(Some records)
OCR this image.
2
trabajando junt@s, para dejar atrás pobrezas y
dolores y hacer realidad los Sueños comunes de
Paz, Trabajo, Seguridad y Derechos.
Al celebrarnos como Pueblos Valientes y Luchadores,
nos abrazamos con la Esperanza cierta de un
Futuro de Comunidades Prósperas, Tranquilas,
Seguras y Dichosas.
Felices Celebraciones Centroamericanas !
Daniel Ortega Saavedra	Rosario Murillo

- _PROBLEM DESCRIPTION_: Each line of the material should be echoed exactly.

- _OUTPUT FOR THIS TASK_:
OCR this image.
2
trabajando junt@s, para dejar atrás pobrezas y
dolores y hacer realidad los Sueños comunes de
Paz, Trabajo, Seguridad y Derechos.
Al celebrarnos como Pueblos Valientes y Luchadores,
nos abrazamos con la Esperanza cierta de un
Futuro de Comunidades Prósperas, Tranquilas,
Seguras y Dichosas.
Felices Celebraciones Centroamericanas !
Daniel Ortega Saavedra	Rosario Murillo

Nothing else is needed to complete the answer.